▸ **Given request**
In the listing that follows, count the lines holding the word "Trigger" and report only that number.

▸ **Records for this task**
# # # #

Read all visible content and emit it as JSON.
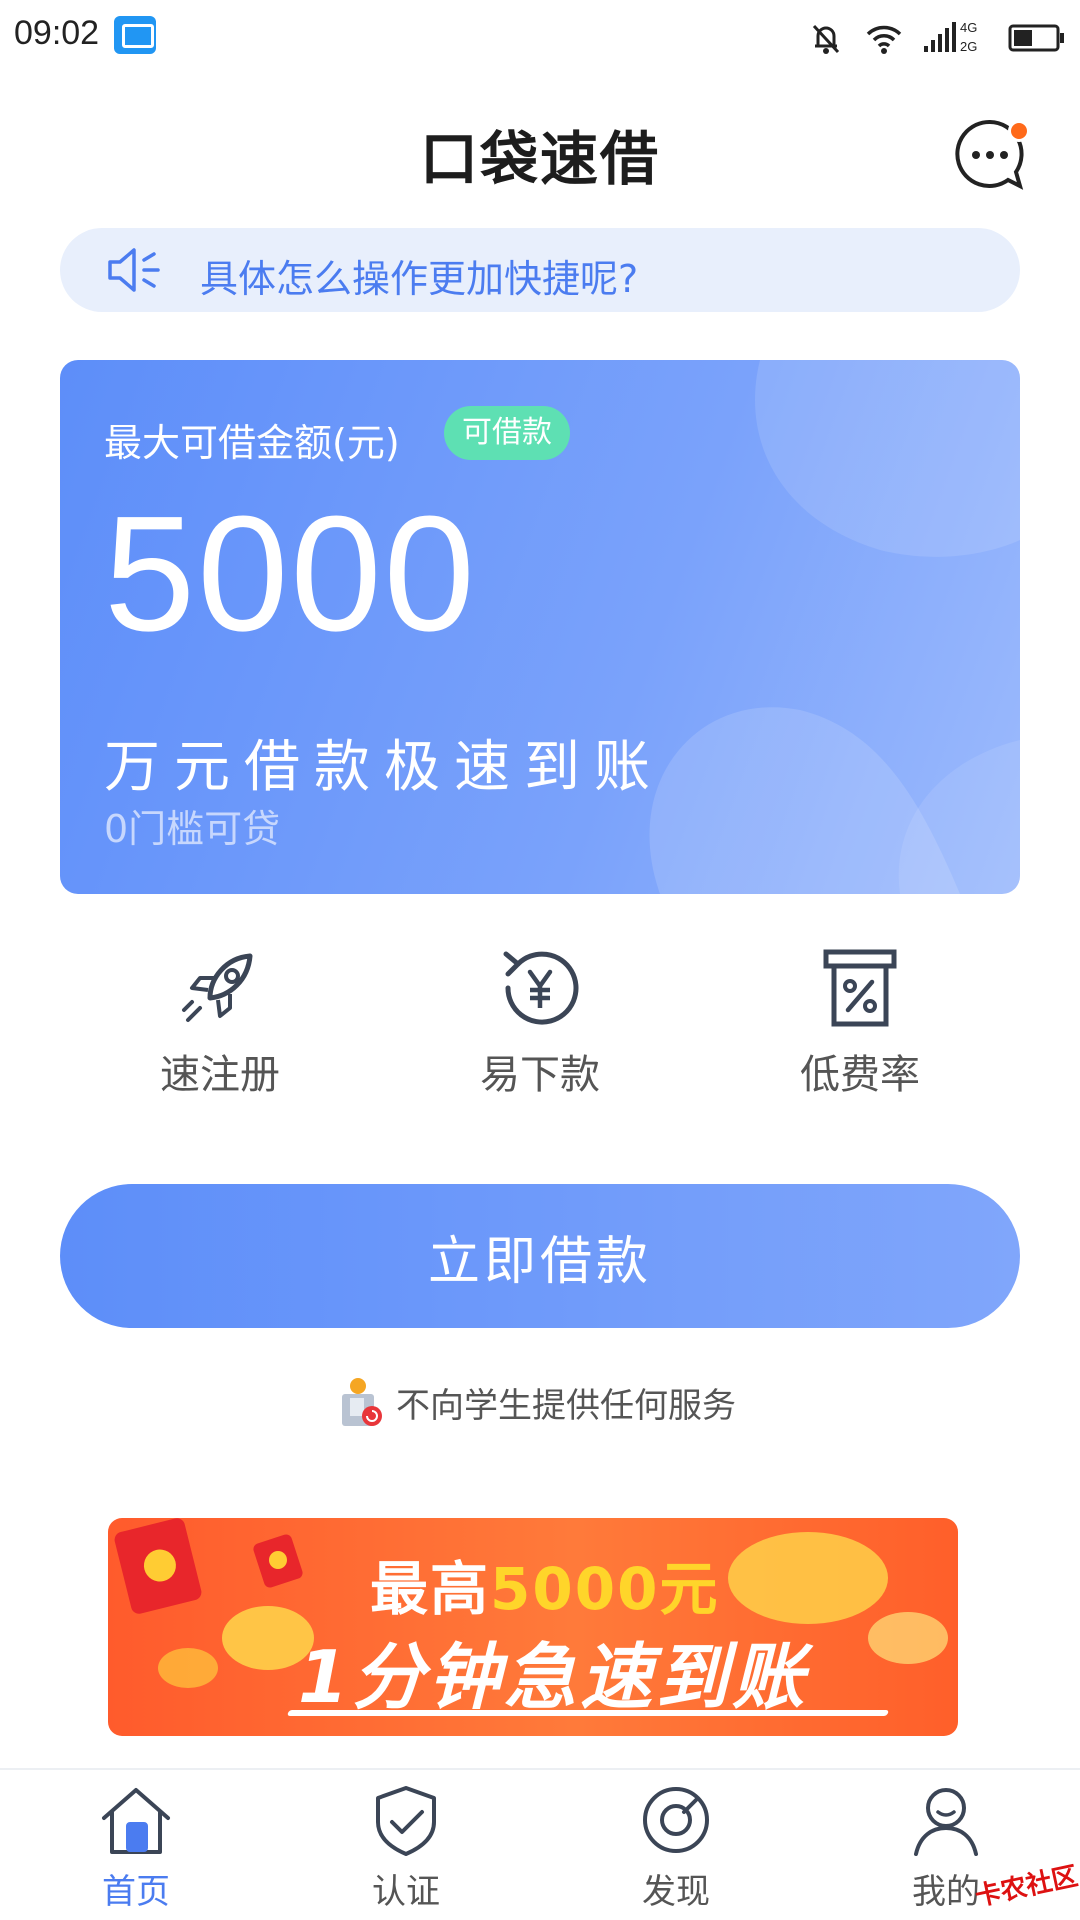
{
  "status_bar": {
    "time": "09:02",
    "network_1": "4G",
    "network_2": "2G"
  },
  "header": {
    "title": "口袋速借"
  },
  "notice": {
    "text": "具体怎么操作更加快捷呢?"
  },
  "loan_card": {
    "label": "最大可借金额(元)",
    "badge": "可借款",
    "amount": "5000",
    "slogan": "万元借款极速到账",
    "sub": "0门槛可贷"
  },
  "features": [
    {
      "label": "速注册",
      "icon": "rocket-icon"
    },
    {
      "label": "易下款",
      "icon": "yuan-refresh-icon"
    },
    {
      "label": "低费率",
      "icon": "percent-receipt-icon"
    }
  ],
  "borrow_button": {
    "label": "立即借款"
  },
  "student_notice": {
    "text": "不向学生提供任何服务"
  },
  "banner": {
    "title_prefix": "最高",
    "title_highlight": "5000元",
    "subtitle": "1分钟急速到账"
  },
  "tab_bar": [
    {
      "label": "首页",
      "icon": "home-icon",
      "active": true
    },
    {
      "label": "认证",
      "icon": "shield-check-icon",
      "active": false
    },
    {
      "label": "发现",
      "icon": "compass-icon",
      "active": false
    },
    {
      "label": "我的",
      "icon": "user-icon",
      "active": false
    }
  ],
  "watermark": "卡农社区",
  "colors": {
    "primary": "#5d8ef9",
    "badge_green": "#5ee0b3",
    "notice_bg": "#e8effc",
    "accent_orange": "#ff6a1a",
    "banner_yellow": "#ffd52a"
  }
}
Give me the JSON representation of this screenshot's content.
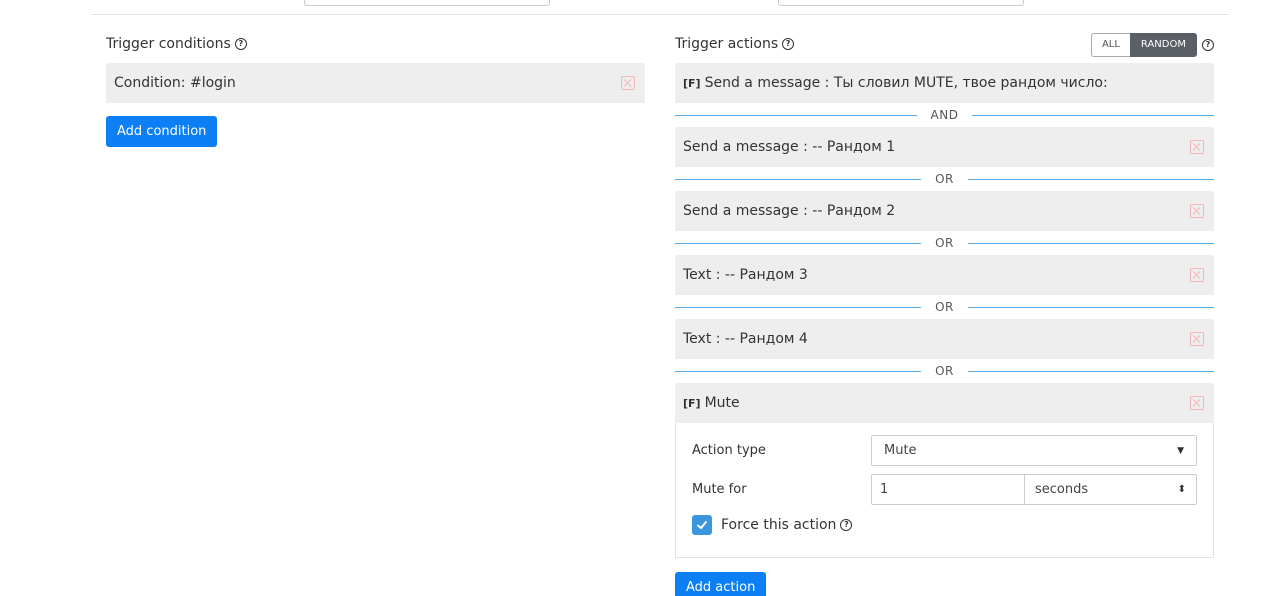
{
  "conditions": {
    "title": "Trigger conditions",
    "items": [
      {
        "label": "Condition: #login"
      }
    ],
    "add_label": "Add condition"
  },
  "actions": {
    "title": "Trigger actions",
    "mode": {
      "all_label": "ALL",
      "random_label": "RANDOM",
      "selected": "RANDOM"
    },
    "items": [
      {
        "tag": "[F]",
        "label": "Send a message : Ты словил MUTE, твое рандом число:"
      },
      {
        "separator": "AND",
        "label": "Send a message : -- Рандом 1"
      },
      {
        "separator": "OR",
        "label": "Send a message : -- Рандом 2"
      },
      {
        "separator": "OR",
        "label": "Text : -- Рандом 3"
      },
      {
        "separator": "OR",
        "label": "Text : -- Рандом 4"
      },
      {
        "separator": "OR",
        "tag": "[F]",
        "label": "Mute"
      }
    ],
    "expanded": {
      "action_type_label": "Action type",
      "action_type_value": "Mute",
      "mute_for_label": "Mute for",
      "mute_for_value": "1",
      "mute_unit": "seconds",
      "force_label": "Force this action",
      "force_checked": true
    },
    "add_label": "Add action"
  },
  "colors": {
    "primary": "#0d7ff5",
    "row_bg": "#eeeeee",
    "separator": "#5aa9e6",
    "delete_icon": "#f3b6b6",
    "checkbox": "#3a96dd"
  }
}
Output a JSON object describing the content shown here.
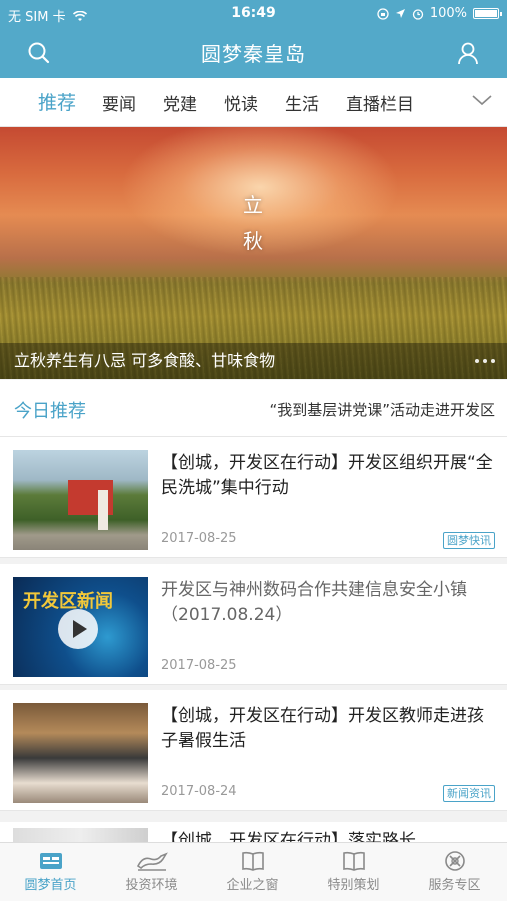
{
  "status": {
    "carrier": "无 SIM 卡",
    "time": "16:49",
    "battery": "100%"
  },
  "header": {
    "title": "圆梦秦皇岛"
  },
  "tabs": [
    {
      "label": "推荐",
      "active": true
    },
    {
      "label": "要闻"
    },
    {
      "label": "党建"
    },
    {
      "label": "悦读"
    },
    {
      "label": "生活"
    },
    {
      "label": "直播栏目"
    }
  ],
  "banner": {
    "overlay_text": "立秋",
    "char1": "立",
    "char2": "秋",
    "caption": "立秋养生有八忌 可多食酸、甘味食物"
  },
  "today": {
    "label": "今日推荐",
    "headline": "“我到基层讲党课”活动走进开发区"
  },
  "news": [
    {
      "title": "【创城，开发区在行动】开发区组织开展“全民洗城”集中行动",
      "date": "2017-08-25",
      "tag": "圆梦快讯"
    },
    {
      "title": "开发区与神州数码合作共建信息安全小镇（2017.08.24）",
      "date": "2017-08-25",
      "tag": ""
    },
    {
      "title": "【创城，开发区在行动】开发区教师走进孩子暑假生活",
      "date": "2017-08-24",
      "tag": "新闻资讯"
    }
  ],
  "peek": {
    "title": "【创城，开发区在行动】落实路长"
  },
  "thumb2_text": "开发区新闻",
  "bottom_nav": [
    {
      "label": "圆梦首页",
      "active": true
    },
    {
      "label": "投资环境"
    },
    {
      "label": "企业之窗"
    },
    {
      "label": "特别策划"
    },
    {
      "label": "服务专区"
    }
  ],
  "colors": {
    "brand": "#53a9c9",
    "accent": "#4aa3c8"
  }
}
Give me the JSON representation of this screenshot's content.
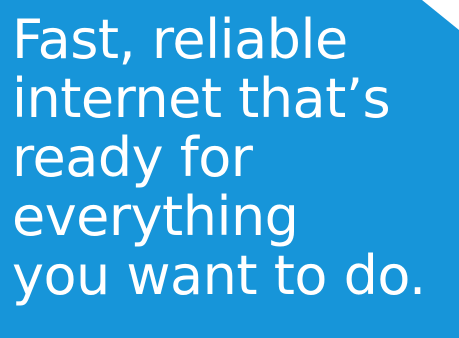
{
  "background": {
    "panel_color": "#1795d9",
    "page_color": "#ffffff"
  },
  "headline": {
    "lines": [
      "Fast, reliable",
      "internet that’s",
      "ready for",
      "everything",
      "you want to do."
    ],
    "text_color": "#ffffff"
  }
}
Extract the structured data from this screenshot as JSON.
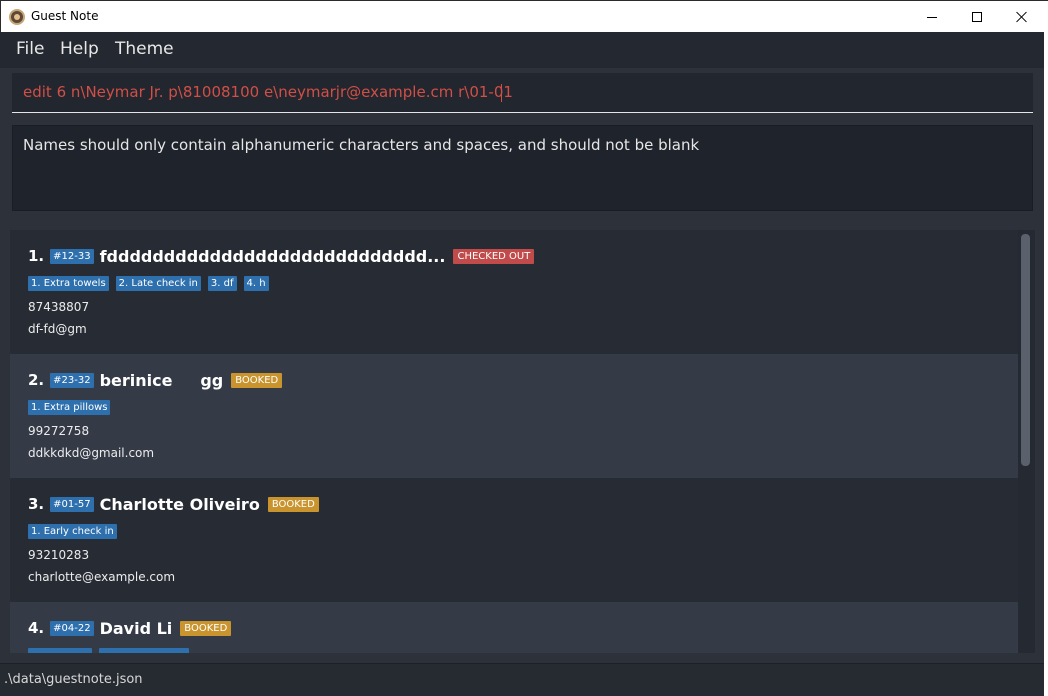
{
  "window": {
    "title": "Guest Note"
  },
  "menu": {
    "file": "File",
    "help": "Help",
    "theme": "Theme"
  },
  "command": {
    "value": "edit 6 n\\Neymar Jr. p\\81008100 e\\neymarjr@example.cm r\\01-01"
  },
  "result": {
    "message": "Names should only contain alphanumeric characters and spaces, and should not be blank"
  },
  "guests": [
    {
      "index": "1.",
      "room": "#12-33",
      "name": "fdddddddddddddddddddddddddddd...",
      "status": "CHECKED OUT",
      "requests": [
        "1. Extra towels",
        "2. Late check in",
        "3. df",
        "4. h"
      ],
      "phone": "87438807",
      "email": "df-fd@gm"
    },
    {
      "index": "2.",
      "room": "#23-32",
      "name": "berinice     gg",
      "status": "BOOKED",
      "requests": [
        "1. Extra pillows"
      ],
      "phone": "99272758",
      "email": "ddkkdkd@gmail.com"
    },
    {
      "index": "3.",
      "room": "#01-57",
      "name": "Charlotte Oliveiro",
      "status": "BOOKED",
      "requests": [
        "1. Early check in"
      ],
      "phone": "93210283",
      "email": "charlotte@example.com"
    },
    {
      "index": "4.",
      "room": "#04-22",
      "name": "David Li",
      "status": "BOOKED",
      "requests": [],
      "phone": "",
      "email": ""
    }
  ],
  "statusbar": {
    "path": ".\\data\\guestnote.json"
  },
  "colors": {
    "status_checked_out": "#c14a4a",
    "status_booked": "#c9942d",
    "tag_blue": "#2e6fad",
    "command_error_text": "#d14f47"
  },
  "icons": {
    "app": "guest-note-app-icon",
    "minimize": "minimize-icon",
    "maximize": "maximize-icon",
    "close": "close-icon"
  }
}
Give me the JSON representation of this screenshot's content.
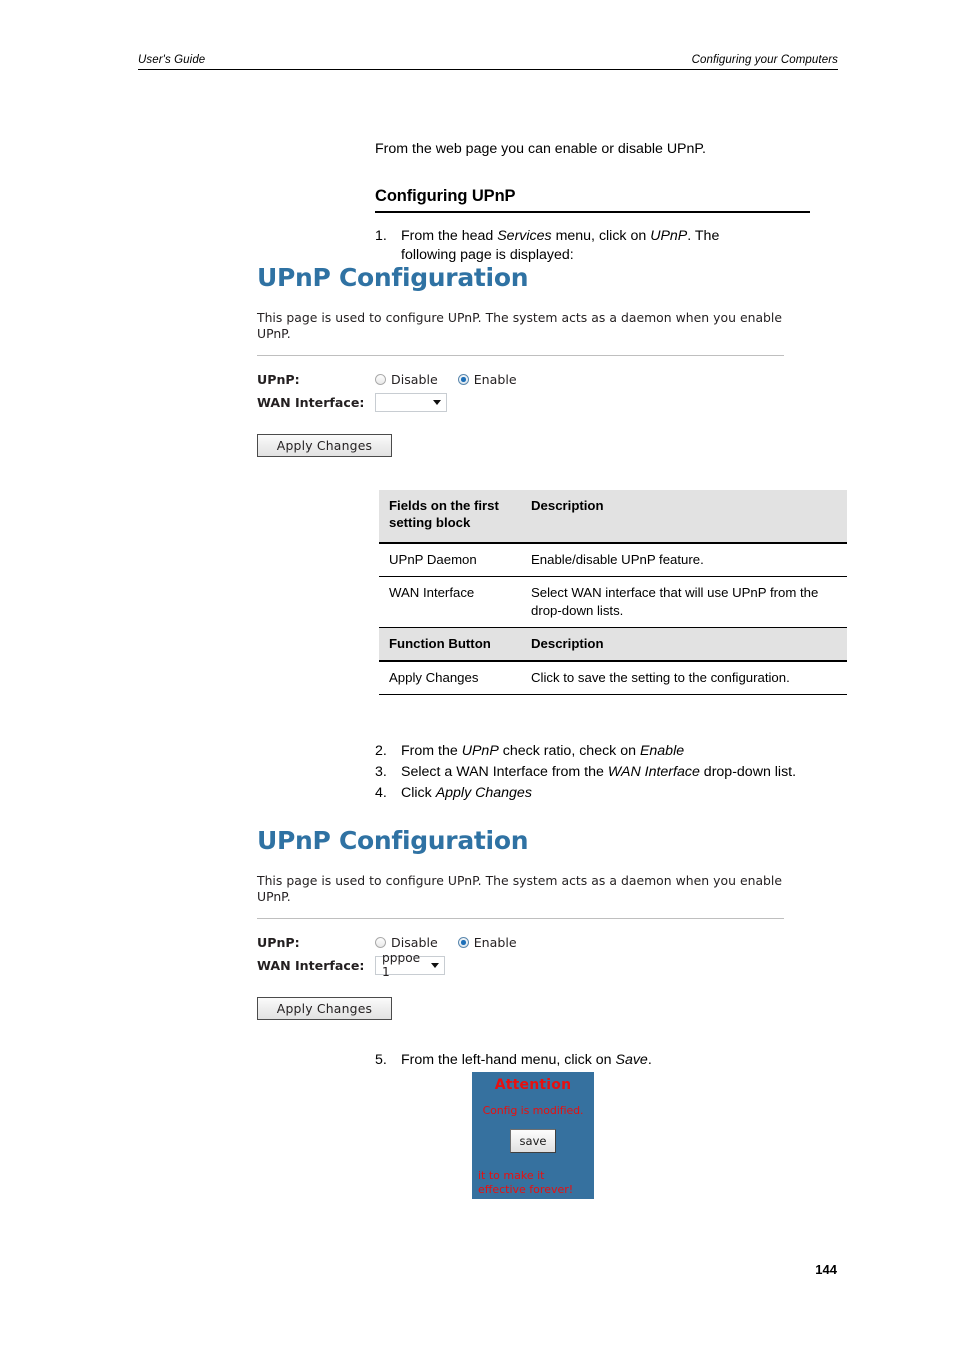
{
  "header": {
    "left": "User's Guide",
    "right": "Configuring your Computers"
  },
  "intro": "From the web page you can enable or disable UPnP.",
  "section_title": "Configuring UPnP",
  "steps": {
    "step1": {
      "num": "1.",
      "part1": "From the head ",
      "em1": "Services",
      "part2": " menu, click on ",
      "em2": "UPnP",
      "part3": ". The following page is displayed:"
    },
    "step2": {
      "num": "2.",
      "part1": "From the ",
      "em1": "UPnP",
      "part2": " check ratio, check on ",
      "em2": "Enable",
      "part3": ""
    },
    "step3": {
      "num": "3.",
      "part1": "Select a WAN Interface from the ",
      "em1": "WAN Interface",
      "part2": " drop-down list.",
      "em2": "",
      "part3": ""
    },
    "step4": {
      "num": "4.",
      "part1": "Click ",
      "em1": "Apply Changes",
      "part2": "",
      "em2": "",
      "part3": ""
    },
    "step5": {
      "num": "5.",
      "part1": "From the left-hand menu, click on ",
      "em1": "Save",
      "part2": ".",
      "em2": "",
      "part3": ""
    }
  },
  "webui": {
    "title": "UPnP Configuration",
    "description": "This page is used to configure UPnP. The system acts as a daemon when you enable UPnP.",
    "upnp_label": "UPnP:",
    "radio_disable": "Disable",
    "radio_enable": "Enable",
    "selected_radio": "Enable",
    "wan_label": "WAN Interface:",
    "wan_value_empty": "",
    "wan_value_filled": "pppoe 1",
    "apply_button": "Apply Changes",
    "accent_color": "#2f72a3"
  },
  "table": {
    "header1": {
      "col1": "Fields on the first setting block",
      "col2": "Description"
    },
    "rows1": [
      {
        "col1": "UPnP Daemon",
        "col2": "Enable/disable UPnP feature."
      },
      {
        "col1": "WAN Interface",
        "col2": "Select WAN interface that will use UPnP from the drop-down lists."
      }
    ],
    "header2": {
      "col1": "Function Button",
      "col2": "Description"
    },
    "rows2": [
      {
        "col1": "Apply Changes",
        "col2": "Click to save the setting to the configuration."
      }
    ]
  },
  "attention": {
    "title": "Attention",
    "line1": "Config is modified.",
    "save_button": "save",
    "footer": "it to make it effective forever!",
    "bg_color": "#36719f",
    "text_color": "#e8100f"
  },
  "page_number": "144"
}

# # # #

▸ **Result of this task**
2